--- Your instructions ---
Your task is to restate the data word for word.

==================================================

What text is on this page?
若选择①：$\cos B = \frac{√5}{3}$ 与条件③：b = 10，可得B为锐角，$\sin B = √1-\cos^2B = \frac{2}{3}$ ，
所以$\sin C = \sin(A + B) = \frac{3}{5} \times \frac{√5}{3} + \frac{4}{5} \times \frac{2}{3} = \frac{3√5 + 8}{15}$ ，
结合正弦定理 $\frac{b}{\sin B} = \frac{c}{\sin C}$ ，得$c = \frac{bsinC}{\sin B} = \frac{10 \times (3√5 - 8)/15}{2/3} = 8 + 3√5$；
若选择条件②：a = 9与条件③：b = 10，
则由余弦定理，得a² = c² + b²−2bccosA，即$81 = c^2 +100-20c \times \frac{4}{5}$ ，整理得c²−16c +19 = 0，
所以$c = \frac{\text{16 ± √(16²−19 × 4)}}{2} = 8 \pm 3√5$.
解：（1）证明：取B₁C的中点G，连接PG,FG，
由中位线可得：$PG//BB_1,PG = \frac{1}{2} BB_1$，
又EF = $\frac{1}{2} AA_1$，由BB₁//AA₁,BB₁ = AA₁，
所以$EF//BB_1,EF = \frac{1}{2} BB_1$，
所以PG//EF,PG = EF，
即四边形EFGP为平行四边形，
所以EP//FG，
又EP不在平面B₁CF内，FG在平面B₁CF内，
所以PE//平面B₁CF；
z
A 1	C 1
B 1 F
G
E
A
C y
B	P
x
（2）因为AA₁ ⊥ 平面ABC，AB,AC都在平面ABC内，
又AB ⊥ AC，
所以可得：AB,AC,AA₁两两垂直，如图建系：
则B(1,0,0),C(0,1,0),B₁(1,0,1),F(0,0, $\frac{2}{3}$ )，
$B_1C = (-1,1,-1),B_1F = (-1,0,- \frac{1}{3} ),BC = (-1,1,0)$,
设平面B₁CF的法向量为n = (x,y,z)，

==================================================

--- Response below ---
What text is on this page?
若选择①：$\cos B = \frac{√5}{3}$ 与条件③：b = 10，可得B为锐角，$\sin B = √1-\cos^2B = \frac{2}{3}$ ，
所以$\sin C = \sin(A + B) = \frac{3}{5} \times \frac{√5}{3} + \frac{4}{5} \times \frac{2}{3} = \frac{3√5 + 8}{15}$ ，
结合正弦定理 $\frac{b}{\sin B} = \frac{c}{\sin C}$ ，得$c = \frac{bsinC}{\sin B} = \frac{10 \times (3√5 - 8)/15}{2/3} = 8 + 3√5$；
若选择条件②：a = 9与条件③：b = 10，
则由余弦定理，得a² = c² + b²−2bccosA，即$81 = c^2 +100-20c \times \frac{4}{5}$ ，整理得c²−16c +19 = 0，
所以$c = \frac{\text{16 ± √(16²−19 × 4)}}{2} = 8 \pm 3√5$.
解：（1）证明：取B₁C的中点G，连接PG,FG，
由中位线可得：$PG//BB_1,PG = \frac{1}{2} BB_1$，
又EF = $\frac{1}{2} AA_1$，由BB₁//AA₁,BB₁ = AA₁，
所以$EF//BB_1,EF = \frac{1}{2} BB_1$，
所以PG//EF,PG = EF，
即四边形EFGP为平行四边形，
所以EP//FG，
又EP不在平面B₁CF内，FG在平面B₁CF内，
所以PE//平面B₁CF；
z
A 1	C 1
B 1 F
G
E
A
C y
B	P
x
（2）因为AA₁ ⊥ 平面ABC，AB,AC都在平面ABC内，
又AB ⊥ AC，
所以可得：AB,AC,AA₁两两垂直，如图建系：
则B(1,0,0),C(0,1,0),B₁(1,0,1),F(0,0, $\frac{2}{3}$ )，
$B_1C = (-1,1,-1),B_1F = (-1,0,- \frac{1}{3} ),BC = (-1,1,0)$,
设平面B₁CF的法向量为n = (x,y,z)，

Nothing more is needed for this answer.